WORK TO BE COMPLETED -
Copy each of the following lines out again, character for character and in the same order.

DATASET EXTRACT -
______
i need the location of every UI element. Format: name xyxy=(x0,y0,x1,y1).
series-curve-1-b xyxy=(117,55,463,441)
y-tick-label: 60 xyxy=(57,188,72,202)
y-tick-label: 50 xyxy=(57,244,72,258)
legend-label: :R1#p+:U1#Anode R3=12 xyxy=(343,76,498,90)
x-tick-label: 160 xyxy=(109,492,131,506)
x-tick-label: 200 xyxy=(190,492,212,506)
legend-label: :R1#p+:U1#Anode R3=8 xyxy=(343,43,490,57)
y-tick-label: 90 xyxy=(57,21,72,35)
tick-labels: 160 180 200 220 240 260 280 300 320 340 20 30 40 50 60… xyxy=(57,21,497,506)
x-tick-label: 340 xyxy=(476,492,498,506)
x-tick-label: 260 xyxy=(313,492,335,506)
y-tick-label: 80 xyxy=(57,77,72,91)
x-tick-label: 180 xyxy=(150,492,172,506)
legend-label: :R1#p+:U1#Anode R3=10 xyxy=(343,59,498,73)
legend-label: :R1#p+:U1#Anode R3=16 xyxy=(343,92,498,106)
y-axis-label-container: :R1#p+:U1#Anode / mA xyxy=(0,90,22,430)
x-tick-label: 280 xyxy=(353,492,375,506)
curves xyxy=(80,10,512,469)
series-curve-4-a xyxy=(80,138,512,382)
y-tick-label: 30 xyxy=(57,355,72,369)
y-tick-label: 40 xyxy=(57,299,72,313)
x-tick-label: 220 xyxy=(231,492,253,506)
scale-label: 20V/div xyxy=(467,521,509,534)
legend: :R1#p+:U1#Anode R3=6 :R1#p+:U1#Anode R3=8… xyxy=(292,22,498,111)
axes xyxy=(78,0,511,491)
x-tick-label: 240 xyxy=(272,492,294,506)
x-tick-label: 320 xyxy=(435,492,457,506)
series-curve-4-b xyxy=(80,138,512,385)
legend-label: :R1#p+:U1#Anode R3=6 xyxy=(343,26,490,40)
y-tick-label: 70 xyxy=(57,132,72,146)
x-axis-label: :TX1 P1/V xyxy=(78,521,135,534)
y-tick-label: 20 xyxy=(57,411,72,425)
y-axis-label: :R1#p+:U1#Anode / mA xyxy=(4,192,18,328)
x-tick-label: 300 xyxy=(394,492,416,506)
______
SOLUTION TO THE PROBLEM -
i need the location of every UI element. Format: name xyxy=(x0,y0,x1,y1).
series-curve-1-b xyxy=(117,55,463,441)
y-tick-label: 60 xyxy=(57,188,72,202)
y-tick-label: 50 xyxy=(57,244,72,258)
legend-label: :R1#p+:U1#Anode R3=12 xyxy=(343,76,498,90)
x-tick-label: 160 xyxy=(109,492,131,506)
x-tick-label: 200 xyxy=(190,492,212,506)
legend-label: :R1#p+:U1#Anode R3=8 xyxy=(343,43,490,57)
y-tick-label: 90 xyxy=(57,21,72,35)
tick-labels: 160 180 200 220 240 260 280 300 320 340 20 30 40 50 60… xyxy=(57,21,497,506)
x-tick-label: 340 xyxy=(476,492,498,506)
x-tick-label: 260 xyxy=(313,492,335,506)
y-tick-label: 80 xyxy=(57,77,72,91)
x-tick-label: 180 xyxy=(150,492,172,506)
legend-label: :R1#p+:U1#Anode R3=10 xyxy=(343,59,498,73)
legend-label: :R1#p+:U1#Anode R3=16 xyxy=(343,92,498,106)
y-axis-label-container: :R1#p+:U1#Anode / mA xyxy=(0,90,22,430)
x-tick-label: 280 xyxy=(353,492,375,506)
curves xyxy=(80,10,512,469)
series-curve-4-a xyxy=(80,138,512,382)
y-tick-label: 30 xyxy=(57,355,72,369)
y-tick-label: 40 xyxy=(57,299,72,313)
x-tick-label: 220 xyxy=(231,492,253,506)
scale-label: 20V/div xyxy=(467,521,509,534)
legend: :R1#p+:U1#Anode R3=6 :R1#p+:U1#Anode R3=8… xyxy=(292,22,498,111)
axes xyxy=(78,0,511,491)
x-tick-label: 240 xyxy=(272,492,294,506)
x-tick-label: 320 xyxy=(435,492,457,506)
series-curve-4-b xyxy=(80,138,512,385)
legend-label: :R1#p+:U1#Anode R3=6 xyxy=(343,26,490,40)
y-tick-label: 70 xyxy=(57,132,72,146)
x-axis-label: :TX1 P1/V xyxy=(78,521,135,534)
y-tick-label: 20 xyxy=(57,411,72,425)
y-axis-label: :R1#p+:U1#Anode / mA xyxy=(4,192,18,328)
x-tick-label: 300 xyxy=(394,492,416,506)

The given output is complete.